**PROMPT**
Copy out each line featuring the string "instructions" from the entries beneath.

━━━ DATASET ROWS

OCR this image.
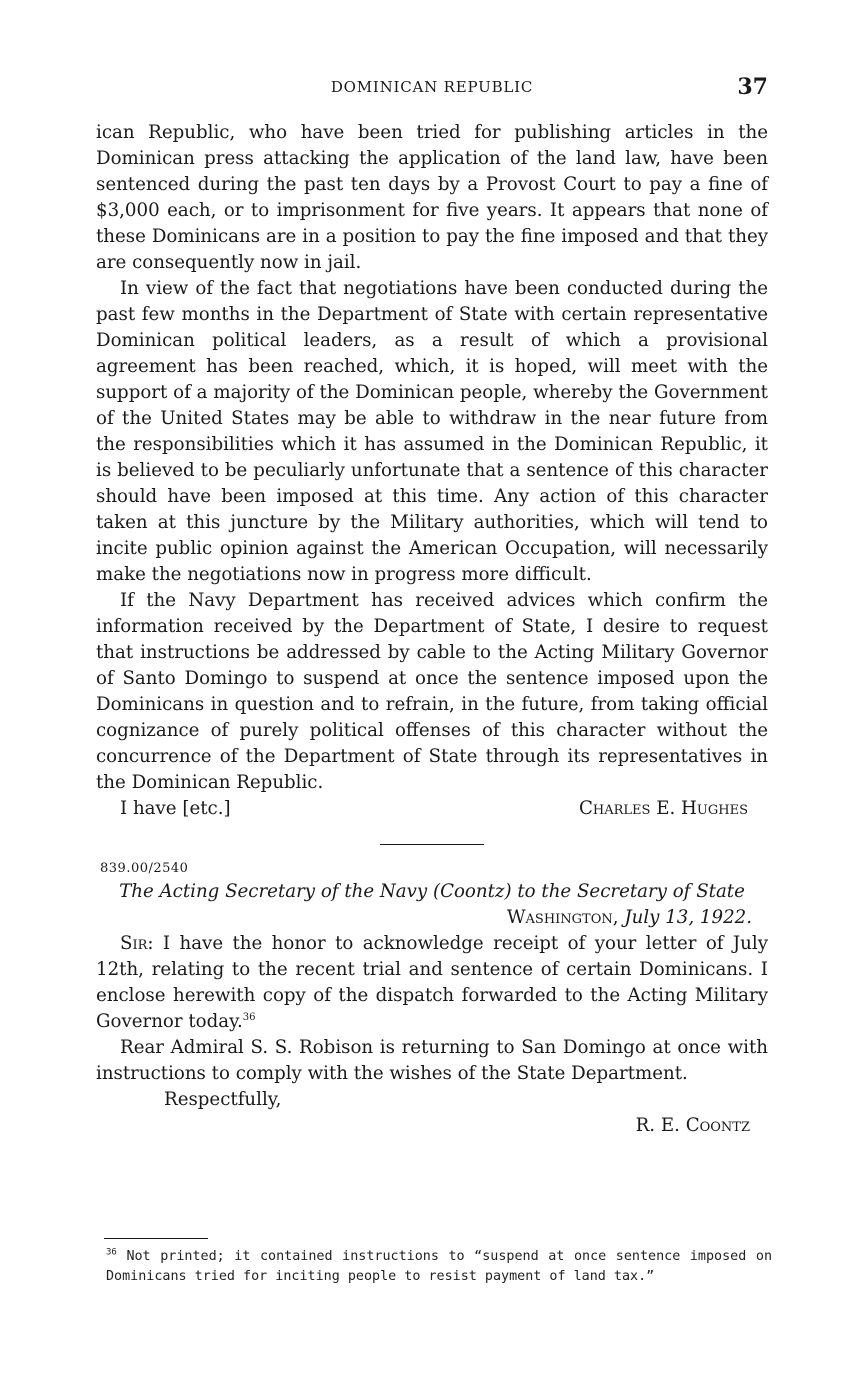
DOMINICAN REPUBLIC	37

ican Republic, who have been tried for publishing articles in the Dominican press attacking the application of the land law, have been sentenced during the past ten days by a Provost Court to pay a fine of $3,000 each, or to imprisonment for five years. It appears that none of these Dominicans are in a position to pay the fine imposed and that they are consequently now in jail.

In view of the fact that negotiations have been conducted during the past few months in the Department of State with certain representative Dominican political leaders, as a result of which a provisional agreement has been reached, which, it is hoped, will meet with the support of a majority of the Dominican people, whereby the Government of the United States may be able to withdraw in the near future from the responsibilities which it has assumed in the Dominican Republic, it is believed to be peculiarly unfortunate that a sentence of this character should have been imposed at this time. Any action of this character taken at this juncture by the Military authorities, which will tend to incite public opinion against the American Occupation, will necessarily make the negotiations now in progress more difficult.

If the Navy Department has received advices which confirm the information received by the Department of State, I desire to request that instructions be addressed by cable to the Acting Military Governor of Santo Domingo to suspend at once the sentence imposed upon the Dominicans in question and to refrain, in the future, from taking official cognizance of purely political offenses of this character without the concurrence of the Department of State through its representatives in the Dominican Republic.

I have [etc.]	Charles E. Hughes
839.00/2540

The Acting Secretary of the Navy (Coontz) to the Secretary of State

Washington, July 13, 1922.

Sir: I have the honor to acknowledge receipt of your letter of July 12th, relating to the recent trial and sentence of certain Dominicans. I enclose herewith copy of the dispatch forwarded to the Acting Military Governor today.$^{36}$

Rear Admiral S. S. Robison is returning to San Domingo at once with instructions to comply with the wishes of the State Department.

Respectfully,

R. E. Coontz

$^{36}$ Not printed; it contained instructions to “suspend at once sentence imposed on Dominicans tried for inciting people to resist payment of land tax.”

━━━━━━

**SOLUTION TO THE PROBLEM**
If the Navy Department has received advices which confirm the information received by the Department of State, I desire to request that instructions be addressed by cable to the Acting Military Governor of Santo Domingo to suspend at once the sentence imposed upon the Dominicans in question and to refrain, in the future, from taking official cognizance of purely political offenses of this character without the concurrence of the Department of State through its representatives in the Dominican Republic.
Rear Admiral S. S. Robison is returning to San Domingo at once with instructions to comply with the wishes of the State Department.
$^{36}$ Not printed; it contained instructions to “suspend at once sentence imposed on Dominicans tried for inciting people to resist payment of land tax.”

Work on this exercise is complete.